STATED EXERCISE - Gather the lines from the material that contain "Darwen".

Recorded data -
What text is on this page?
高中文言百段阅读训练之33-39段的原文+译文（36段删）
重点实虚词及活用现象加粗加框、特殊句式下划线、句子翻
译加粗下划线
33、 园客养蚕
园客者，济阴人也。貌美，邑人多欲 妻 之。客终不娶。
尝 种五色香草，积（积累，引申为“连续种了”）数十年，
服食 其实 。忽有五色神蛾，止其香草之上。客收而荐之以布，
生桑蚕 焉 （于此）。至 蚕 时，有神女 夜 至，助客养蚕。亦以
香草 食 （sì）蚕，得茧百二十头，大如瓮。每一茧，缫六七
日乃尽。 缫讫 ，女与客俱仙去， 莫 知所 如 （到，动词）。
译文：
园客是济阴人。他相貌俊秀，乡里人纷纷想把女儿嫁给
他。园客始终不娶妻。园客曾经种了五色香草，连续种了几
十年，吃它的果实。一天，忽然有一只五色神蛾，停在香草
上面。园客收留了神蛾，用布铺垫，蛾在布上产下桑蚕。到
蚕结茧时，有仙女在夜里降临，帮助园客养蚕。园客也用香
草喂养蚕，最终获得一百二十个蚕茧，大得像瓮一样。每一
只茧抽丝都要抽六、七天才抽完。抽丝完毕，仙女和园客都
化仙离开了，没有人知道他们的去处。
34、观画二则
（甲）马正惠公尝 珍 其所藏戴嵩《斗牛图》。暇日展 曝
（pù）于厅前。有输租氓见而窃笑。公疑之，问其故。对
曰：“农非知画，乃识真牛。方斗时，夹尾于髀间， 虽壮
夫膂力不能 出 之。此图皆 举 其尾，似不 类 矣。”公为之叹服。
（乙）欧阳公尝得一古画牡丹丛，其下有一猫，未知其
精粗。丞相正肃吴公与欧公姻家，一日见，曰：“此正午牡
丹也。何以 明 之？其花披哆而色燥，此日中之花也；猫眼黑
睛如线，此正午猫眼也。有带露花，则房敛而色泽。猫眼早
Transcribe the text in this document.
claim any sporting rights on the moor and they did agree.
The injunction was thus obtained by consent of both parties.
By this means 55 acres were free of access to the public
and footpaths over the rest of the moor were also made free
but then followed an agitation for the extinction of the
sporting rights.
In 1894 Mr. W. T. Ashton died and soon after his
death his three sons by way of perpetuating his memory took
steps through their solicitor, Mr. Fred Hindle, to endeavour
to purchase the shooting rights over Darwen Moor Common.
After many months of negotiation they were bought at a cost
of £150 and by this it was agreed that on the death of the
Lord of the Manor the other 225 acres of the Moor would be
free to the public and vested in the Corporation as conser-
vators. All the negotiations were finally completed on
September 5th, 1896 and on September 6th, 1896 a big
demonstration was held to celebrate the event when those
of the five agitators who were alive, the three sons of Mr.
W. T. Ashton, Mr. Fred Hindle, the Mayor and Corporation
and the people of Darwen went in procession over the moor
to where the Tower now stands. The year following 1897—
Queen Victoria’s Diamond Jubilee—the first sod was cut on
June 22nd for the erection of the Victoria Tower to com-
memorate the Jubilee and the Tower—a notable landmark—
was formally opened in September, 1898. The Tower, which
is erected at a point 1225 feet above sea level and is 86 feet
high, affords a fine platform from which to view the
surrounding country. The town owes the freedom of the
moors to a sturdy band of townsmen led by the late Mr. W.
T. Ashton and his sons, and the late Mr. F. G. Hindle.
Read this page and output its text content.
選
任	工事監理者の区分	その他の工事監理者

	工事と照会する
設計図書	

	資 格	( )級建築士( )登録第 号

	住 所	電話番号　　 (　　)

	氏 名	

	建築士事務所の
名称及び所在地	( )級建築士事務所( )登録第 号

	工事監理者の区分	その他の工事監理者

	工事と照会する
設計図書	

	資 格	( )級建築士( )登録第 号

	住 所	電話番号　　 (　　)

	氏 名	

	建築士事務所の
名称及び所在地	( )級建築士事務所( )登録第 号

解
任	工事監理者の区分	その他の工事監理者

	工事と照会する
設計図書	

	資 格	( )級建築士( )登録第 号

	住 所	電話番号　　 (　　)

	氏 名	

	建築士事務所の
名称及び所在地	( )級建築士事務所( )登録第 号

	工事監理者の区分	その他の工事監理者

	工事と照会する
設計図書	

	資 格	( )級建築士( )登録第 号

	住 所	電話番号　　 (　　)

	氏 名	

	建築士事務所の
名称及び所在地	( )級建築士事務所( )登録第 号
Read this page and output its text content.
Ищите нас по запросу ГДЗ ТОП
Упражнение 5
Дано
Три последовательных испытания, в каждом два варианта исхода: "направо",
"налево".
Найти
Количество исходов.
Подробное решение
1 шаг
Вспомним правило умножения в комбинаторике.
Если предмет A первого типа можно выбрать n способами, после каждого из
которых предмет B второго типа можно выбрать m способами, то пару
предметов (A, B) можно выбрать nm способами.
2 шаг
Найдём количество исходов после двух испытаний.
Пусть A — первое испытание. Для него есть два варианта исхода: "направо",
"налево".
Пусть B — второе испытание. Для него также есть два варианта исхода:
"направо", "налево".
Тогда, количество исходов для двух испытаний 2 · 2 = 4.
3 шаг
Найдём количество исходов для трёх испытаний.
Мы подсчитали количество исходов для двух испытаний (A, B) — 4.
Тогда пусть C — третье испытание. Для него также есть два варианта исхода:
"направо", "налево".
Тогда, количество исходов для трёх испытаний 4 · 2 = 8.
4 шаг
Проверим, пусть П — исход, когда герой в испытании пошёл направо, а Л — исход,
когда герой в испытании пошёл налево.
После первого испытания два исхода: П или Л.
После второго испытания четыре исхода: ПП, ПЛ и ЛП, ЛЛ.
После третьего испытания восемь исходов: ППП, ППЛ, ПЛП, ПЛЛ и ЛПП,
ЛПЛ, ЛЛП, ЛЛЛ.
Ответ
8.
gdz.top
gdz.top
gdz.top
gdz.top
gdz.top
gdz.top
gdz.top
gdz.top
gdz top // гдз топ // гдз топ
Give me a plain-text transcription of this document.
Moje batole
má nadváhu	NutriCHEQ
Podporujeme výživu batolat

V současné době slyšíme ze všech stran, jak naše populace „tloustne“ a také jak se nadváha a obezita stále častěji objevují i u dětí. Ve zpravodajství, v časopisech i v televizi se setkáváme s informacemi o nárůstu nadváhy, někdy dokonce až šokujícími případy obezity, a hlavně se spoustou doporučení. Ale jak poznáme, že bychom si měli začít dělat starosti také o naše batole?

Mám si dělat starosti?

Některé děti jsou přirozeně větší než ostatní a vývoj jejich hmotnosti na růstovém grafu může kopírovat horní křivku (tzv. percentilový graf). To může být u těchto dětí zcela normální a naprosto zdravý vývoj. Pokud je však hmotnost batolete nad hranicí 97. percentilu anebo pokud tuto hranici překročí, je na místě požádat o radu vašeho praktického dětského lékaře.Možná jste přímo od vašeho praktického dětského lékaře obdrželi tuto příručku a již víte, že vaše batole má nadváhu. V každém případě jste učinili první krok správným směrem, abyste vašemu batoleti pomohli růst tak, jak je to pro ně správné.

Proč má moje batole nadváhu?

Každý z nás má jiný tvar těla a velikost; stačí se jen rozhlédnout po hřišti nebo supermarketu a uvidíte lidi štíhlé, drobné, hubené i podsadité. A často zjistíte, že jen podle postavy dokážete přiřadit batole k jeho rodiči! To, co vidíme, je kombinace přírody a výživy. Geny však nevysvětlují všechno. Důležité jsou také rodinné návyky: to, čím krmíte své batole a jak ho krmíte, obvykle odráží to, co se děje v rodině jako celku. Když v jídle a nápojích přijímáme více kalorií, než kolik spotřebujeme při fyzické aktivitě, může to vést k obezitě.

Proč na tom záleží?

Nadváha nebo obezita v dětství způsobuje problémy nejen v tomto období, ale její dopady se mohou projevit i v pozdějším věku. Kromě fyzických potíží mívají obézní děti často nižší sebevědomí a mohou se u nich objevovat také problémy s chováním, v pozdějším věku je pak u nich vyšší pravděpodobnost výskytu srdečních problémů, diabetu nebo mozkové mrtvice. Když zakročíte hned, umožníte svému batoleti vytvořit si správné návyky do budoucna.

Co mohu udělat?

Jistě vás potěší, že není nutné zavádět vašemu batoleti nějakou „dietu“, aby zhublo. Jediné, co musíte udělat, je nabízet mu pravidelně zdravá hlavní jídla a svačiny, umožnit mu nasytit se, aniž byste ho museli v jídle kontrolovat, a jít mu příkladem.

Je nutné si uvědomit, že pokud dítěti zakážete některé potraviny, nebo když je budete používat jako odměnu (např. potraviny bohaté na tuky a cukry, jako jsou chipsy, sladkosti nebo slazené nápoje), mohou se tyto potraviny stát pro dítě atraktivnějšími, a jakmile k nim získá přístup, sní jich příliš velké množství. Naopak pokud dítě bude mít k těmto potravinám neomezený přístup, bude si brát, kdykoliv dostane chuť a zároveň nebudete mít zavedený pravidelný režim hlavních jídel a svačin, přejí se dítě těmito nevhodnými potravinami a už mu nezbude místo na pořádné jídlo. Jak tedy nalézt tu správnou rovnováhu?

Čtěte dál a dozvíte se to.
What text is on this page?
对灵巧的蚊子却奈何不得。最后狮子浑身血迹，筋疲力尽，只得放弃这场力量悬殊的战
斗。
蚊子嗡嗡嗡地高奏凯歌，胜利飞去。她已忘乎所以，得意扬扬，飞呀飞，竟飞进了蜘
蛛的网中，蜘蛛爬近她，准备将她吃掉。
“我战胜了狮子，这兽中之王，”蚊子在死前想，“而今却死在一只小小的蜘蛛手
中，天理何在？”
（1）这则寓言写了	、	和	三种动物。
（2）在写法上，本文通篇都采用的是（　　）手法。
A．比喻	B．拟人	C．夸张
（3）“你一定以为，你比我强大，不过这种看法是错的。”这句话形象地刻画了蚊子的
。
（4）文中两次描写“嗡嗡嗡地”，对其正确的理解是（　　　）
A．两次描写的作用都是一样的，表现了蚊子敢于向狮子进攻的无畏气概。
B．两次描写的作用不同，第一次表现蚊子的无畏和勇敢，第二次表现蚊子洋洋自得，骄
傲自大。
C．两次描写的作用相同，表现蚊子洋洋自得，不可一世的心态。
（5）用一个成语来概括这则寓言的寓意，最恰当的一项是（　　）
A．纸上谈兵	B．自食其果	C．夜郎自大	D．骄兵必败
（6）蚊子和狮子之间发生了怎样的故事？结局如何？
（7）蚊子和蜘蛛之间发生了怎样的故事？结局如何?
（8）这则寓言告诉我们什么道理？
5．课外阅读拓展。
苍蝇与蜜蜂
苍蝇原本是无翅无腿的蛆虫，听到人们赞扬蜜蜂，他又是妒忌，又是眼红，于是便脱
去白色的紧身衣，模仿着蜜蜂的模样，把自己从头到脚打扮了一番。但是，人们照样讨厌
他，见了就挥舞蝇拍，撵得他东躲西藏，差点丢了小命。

SOLUTION -
to purchase the shooting rights over Darwen Moor Common.
and the people of Darwen went in procession over the moor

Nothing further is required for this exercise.